## Given request:
Copy out the records precisely, omitting pictures.

## Source records:
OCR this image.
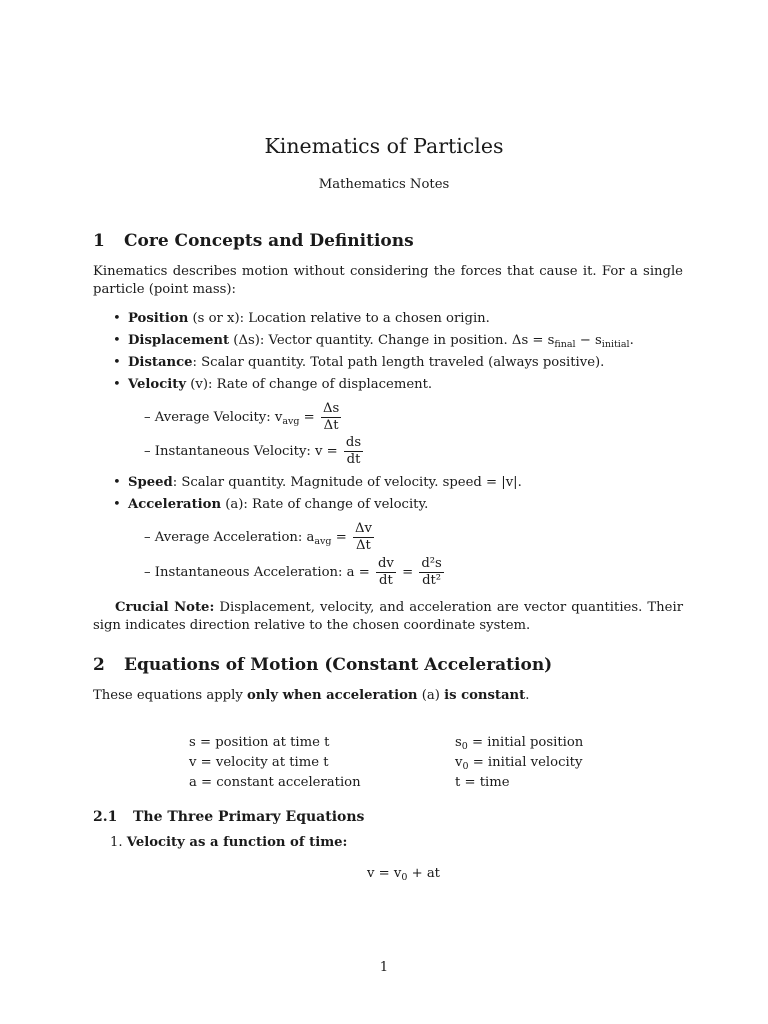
Kinematics of Particles
Mathematics Notes
1 Core Concepts and Definitions
Kinematics describes motion without considering the forces that cause it. For a single particle (point mass):
• Position (s or x): Location relative to a chosen origin.
• Displacement (Δs): Vector quantity. Change in position. $\Delta s = s_{final} - s_{initial}$.
• Distance: Scalar quantity. Total path length traveled (always positive).
• Velocity (v): Rate of change of displacement.
– Average Velocity: $v_{avg} = \frac{\Delta s}{\Delta t}$
– Instantaneous Velocity: $v = \frac{ds}{dt}$
• Speed: Scalar quantity. Magnitude of velocity. speed = |v|.
• Acceleration (a): Rate of change of velocity.
– Average Acceleration: $a_{avg} = \frac{\Delta v}{\Delta t}$
– Instantaneous Acceleration: $a = \frac{dv}{dt} = \frac{\text{d²s}}{\text{dt²}}$
Crucial Note: Displacement, velocity, and acceleration are vector quantities. Their sign indicates direction relative to the chosen coordinate system.
2 Equations of Motion (Constant Acceleration)
These equations apply only when acceleration (a) is constant.
s = position at time t
v = velocity at time t
a = constant acceleration
$s_0$ = initial position
$v_0$ = initial velocity
t = time
2.1 The Three Primary Equations
1. Velocity as a function of time:
$v = v_0$ + at
1
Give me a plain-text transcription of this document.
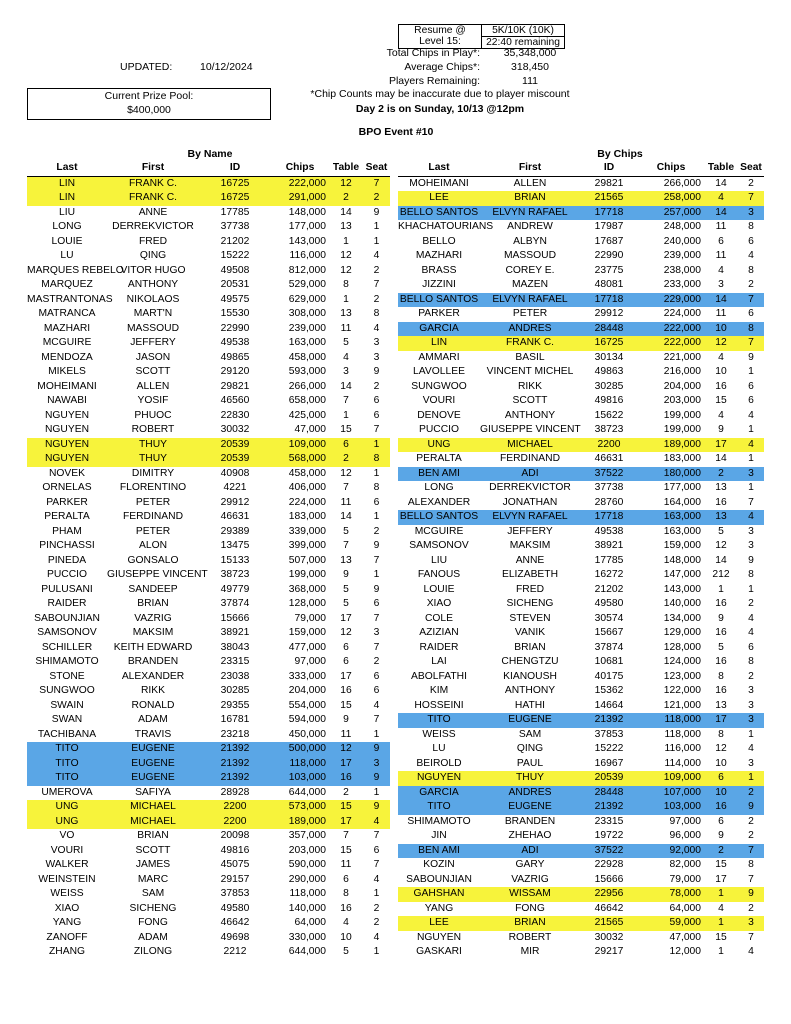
Resume @
Level 15:
5K/10K (10K)
22:40 remaining
Total Chips in Play*:	35,348,000
Average Chips*:	318,450
Players Remaining:	111
UPDATED:	10/12/2024
Current Prize Pool:
$400,000
*Chip Counts may be inaccurate due to player miscount
Day 2 is on Sunday, 10/13 @12pm
BPO Event #10
By Name	By Chips
Last	First	ID	Chips	Table	Seat
LIN	FRANK C.	16725	222,000	12	7
LIN	FRANK C.	16725	291,000	2	2
LIU	ANNE	17785	148,000	14	9
LONG	DERREKVICTOR	37738	177,000	13	1
LOUIE	FRED	21202	143,000	1	1
LU	QING	15222	116,000	12	4
MARQUES REBELO	VITOR HUGO	49508	812,000	12	2
MARQUEZ	ANTHONY	20531	529,000	8	7
MASTRANTONAS	NIKOLAOS	49575	629,000	1	2
MATRANCA	MART'N	15530	308,000	13	8
MAZHARI	MASSOUD	22990	239,000	11	4
MCGUIRE	JEFFERY	49538	163,000	5	3
MENDOZA	JASON	49865	458,000	4	3
MIKELS	SCOTT	29120	593,000	3	9
MOHEIMANI	ALLEN	29821	266,000	14	2
NAWABI	YOSIF	46560	658,000	7	6
NGUYEN	PHUOC	22830	425,000	1	6
NGUYEN	ROBERT	30032	47,000	15	7
NGUYEN	THUY	20539	109,000	6	1
NGUYEN	THUY	20539	568,000	2	8
NOVEK	DIMITRY	40908	458,000	12	1
ORNELAS	FLORENTINO	4221	406,000	7	8
PARKER	PETER	29912	224,000	11	6
PERALTA	FERDINAND	46631	183,000	14	1
PHAM	PETER	29389	339,000	5	2
PINCHASSI	ALON	13475	399,000	7	9
PINEDA	GONSALO	15133	507,000	13	7
PUCCIO	GIUSEPPE VINCENT	38723	199,000	9	1
PULUSANI	SANDEEP	49779	368,000	5	9
RAIDER	BRIAN	37874	128,000	5	6
SABOUNJIAN	VAZRIG	15666	79,000	17	7
SAMSONOV	MAKSIM	38921	159,000	12	3
SCHILLER	KEITH EDWARD	38043	477,000	6	7
SHIMAMOTO	BRANDEN	23315	97,000	6	2
STONE	ALEXANDER	23038	333,000	17	6
SUNGWOO	RIKK	30285	204,000	16	6
SWAIN	RONALD	29355	554,000	15	4
SWAN	ADAM	16781	594,000	9	7
TACHIBANA	TRAVIS	23218	450,000	11	1
TITO	EUGENE	21392	500,000	12	9
TITO	EUGENE	21392	118,000	17	3
TITO	EUGENE	21392	103,000	16	9
UMEROVA	SAFIYA	28928	644,000	2	1
UNG	MICHAEL	2200	573,000	15	9
UNG	MICHAEL	2200	189,000	17	4
VO	BRIAN	20098	357,000	7	7
VOURI	SCOTT	49816	203,000	15	6
WALKER	JAMES	45075	590,000	11	7
WEINSTEIN	MARC	29157	290,000	6	4
WEISS	SAM	37853	118,000	8	1
XIAO	SICHENG	49580	140,000	16	2
YANG	FONG	46642	64,000	4	2
ZANOFF	ADAM	49698	330,000	10	4
ZHANG	ZILONG	2212	644,000	5	1
Last	First	ID	Chips	Table	Seat
MOHEIMANI	ALLEN	29821	266,000	14	2
LEE	BRIAN	21565	258,000	4	7
BELLO SANTOS	ELVYN RAFAEL	17718	257,000	14	3
KHACHATOURIANS	ANDREW	17987	248,000	11	8
BELLO	ALBYN	17687	240,000	6	6
MAZHARI	MASSOUD	22990	239,000	11	4
BRASS	COREY E.	23775	238,000	4	8
JIZZINI	MAZEN	48081	233,000	3	2
BELLO SANTOS	ELVYN RAFAEL	17718	229,000	14	7
PARKER	PETER	29912	224,000	11	6
GARCIA	ANDRES	28448	222,000	10	8
LIN	FRANK C.	16725	222,000	12	7
AMMARI	BASIL	30134	221,000	4	9
LAVOLLEE	VINCENT MICHEL	49863	216,000	10	1
SUNGWOO	RIKK	30285	204,000	16	6
VOURI	SCOTT	49816	203,000	15	6
DENOVE	ANTHONY	15622	199,000	4	4
PUCCIO	GIUSEPPE VINCENT	38723	199,000	9	1
UNG	MICHAEL	2200	189,000	17	4
PERALTA	FERDINAND	46631	183,000	14	1
BEN AMI	ADI	37522	180,000	2	3
LONG	DERREKVICTOR	37738	177,000	13	1
ALEXANDER	JONATHAN	28760	164,000	16	7
BELLO SANTOS	ELVYN RAFAEL	17718	163,000	13	4
MCGUIRE	JEFFERY	49538	163,000	5	3
SAMSONOV	MAKSIM	38921	159,000	12	3
LIU	ANNE	17785	148,000	14	9
FANOUS	ELIZABETH	16272	147,000	212	8
LOUIE	FRED	21202	143,000	1	1
XIAO	SICHENG	49580	140,000	16	2
COLE	STEVEN	30574	134,000	9	4
AZIZIAN	VANIK	15667	129,000	16	4
RAIDER	BRIAN	37874	128,000	5	6
LAI	CHENGTZU	10681	124,000	16	8
ABOLFATHI	KIANOUSH	40175	123,000	8	2
KIM	ANTHONY	15362	122,000	16	3
HOSSEINI	HATHI	14664	121,000	13	3
TITO	EUGENE	21392	118,000	17	3
WEISS	SAM	37853	118,000	8	1
LU	QING	15222	116,000	12	4
BEIROLD	PAUL	16967	114,000	10	3
NGUYEN	THUY	20539	109,000	6	1
GARCIA	ANDRES	28448	107,000	10	2
TITO	EUGENE	21392	103,000	16	9
SHIMAMOTO	BRANDEN	23315	97,000	6	2
JIN	ZHEHAO	19722	96,000	9	2
BEN AMI	ADI	37522	92,000	2	7
KOZIN	GARY	22928	82,000	15	8
SABOUNJIAN	VAZRIG	15666	79,000	17	7
GAHSHAN	WISSAM	22956	78,000	1	9
YANG	FONG	46642	64,000	4	2
LEE	BRIAN	21565	59,000	1	3
NGUYEN	ROBERT	30032	47,000	15	7
GASKARI	MIR	29217	12,000	1	4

## Solution for this exercise:
OCR this image.
Kinematics of Particles
Mathematics Notes
1 Core Concepts and Definitions
Kinematics describes motion without considering the forces that cause it. For a single particle (point mass):
• Position (s or x): Location relative to a chosen origin.
• Displacement (Δs): Vector quantity. Change in position. $\Delta s = s_{final} - s_{initial}$.
• Distance: Scalar quantity. Total path length traveled (always positive).
• Velocity (v): Rate of change of displacement.
– Average Velocity: $v_{avg} = \frac{\Delta s}{\Delta t}$
– Instantaneous Velocity: $v = \frac{ds}{dt}$
• Speed: Scalar quantity. Magnitude of velocity. speed = |v|.
• Acceleration (a): Rate of change of velocity.
– Average Acceleration: $a_{avg} = \frac{\Delta v}{\Delta t}$
– Instantaneous Acceleration: $a = \frac{dv}{dt} = \frac{\text{d²s}}{\text{dt²}}$
Crucial Note: Displacement, velocity, and acceleration are vector quantities. Their sign indicates direction relative to the chosen coordinate system.
2 Equations of Motion (Constant Acceleration)
These equations apply only when acceleration (a) is constant.
s = position at time t
v = velocity at time t
a = constant acceleration
$s_0$ = initial position
$v_0$ = initial velocity
t = time
2.1 The Three Primary Equations
1. Velocity as a function of time:
$v = v_0$ + at
1
Give me a plain-text transcription of this document.
Resume @
Level 15:
5K/10K (10K)
22:40 remaining
Total Chips in Play*:	35,348,000
Average Chips*:	318,450
Players Remaining:	111
UPDATED:	10/12/2024
Current Prize Pool:
$400,000
*Chip Counts may be inaccurate due to player miscount
Day 2 is on Sunday, 10/13 @12pm
BPO Event #10
By Name	By Chips
Last	First	ID	Chips	Table	Seat
LIN	FRANK C.	16725	222,000	12	7
LIN	FRANK C.	16725	291,000	2	2
LIU	ANNE	17785	148,000	14	9
LONG	DERREKVICTOR	37738	177,000	13	1
LOUIE	FRED	21202	143,000	1	1
LU	QING	15222	116,000	12	4
MARQUES REBELO	VITOR HUGO	49508	812,000	12	2
MARQUEZ	ANTHONY	20531	529,000	8	7
MASTRANTONAS	NIKOLAOS	49575	629,000	1	2
MATRANCA	MART'N	15530	308,000	13	8
MAZHARI	MASSOUD	22990	239,000	11	4
MCGUIRE	JEFFERY	49538	163,000	5	3
MENDOZA	JASON	49865	458,000	4	3
MIKELS	SCOTT	29120	593,000	3	9
MOHEIMANI	ALLEN	29821	266,000	14	2
NAWABI	YOSIF	46560	658,000	7	6
NGUYEN	PHUOC	22830	425,000	1	6
NGUYEN	ROBERT	30032	47,000	15	7
NGUYEN	THUY	20539	109,000	6	1
NGUYEN	THUY	20539	568,000	2	8
NOVEK	DIMITRY	40908	458,000	12	1
ORNELAS	FLORENTINO	4221	406,000	7	8
PARKER	PETER	29912	224,000	11	6
PERALTA	FERDINAND	46631	183,000	14	1
PHAM	PETER	29389	339,000	5	2
PINCHASSI	ALON	13475	399,000	7	9
PINEDA	GONSALO	15133	507,000	13	7
PUCCIO	GIUSEPPE VINCENT	38723	199,000	9	1
PULUSANI	SANDEEP	49779	368,000	5	9
RAIDER	BRIAN	37874	128,000	5	6
SABOUNJIAN	VAZRIG	15666	79,000	17	7
SAMSONOV	MAKSIM	38921	159,000	12	3
SCHILLER	KEITH EDWARD	38043	477,000	6	7
SHIMAMOTO	BRANDEN	23315	97,000	6	2
STONE	ALEXANDER	23038	333,000	17	6
SUNGWOO	RIKK	30285	204,000	16	6
SWAIN	RONALD	29355	554,000	15	4
SWAN	ADAM	16781	594,000	9	7
TACHIBANA	TRAVIS	23218	450,000	11	1
TITO	EUGENE	21392	500,000	12	9
TITO	EUGENE	21392	118,000	17	3
TITO	EUGENE	21392	103,000	16	9
UMEROVA	SAFIYA	28928	644,000	2	1
UNG	MICHAEL	2200	573,000	15	9
UNG	MICHAEL	2200	189,000	17	4
VO	BRIAN	20098	357,000	7	7
VOURI	SCOTT	49816	203,000	15	6
WALKER	JAMES	45075	590,000	11	7
WEINSTEIN	MARC	29157	290,000	6	4
WEISS	SAM	37853	118,000	8	1
XIAO	SICHENG	49580	140,000	16	2
YANG	FONG	46642	64,000	4	2
ZANOFF	ADAM	49698	330,000	10	4
ZHANG	ZILONG	2212	644,000	5	1
Last	First	ID	Chips	Table	Seat
MOHEIMANI	ALLEN	29821	266,000	14	2
LEE	BRIAN	21565	258,000	4	7
BELLO SANTOS	ELVYN RAFAEL	17718	257,000	14	3
KHACHATOURIANS	ANDREW	17987	248,000	11	8
BELLO	ALBYN	17687	240,000	6	6
MAZHARI	MASSOUD	22990	239,000	11	4
BRASS	COREY E.	23775	238,000	4	8
JIZZINI	MAZEN	48081	233,000	3	2
BELLO SANTOS	ELVYN RAFAEL	17718	229,000	14	7
PARKER	PETER	29912	224,000	11	6
GARCIA	ANDRES	28448	222,000	10	8
LIN	FRANK C.	16725	222,000	12	7
AMMARI	BASIL	30134	221,000	4	9
LAVOLLEE	VINCENT MICHEL	49863	216,000	10	1
SUNGWOO	RIKK	30285	204,000	16	6
VOURI	SCOTT	49816	203,000	15	6
DENOVE	ANTHONY	15622	199,000	4	4
PUCCIO	GIUSEPPE VINCENT	38723	199,000	9	1
UNG	MICHAEL	2200	189,000	17	4
PERALTA	FERDINAND	46631	183,000	14	1
BEN AMI	ADI	37522	180,000	2	3
LONG	DERREKVICTOR	37738	177,000	13	1
ALEXANDER	JONATHAN	28760	164,000	16	7
BELLO SANTOS	ELVYN RAFAEL	17718	163,000	13	4
MCGUIRE	JEFFERY	49538	163,000	5	3
SAMSONOV	MAKSIM	38921	159,000	12	3
LIU	ANNE	17785	148,000	14	9
FANOUS	ELIZABETH	16272	147,000	212	8
LOUIE	FRED	21202	143,000	1	1
XIAO	SICHENG	49580	140,000	16	2
COLE	STEVEN	30574	134,000	9	4
AZIZIAN	VANIK	15667	129,000	16	4
RAIDER	BRIAN	37874	128,000	5	6
LAI	CHENGTZU	10681	124,000	16	8
ABOLFATHI	KIANOUSH	40175	123,000	8	2
KIM	ANTHONY	15362	122,000	16	3
HOSSEINI	HATHI	14664	121,000	13	3
TITO	EUGENE	21392	118,000	17	3
WEISS	SAM	37853	118,000	8	1
LU	QING	15222	116,000	12	4
BEIROLD	PAUL	16967	114,000	10	3
NGUYEN	THUY	20539	109,000	6	1
GARCIA	ANDRES	28448	107,000	10	2
TITO	EUGENE	21392	103,000	16	9
SHIMAMOTO	BRANDEN	23315	97,000	6	2
JIN	ZHEHAO	19722	96,000	9	2
BEN AMI	ADI	37522	92,000	2	7
KOZIN	GARY	22928	82,000	15	8
SABOUNJIAN	VAZRIG	15666	79,000	17	7
GAHSHAN	WISSAM	22956	78,000	1	9
YANG	FONG	46642	64,000	4	2
LEE	BRIAN	21565	59,000	1	3
NGUYEN	ROBERT	30032	47,000	15	7
GASKARI	MIR	29217	12,000	1	4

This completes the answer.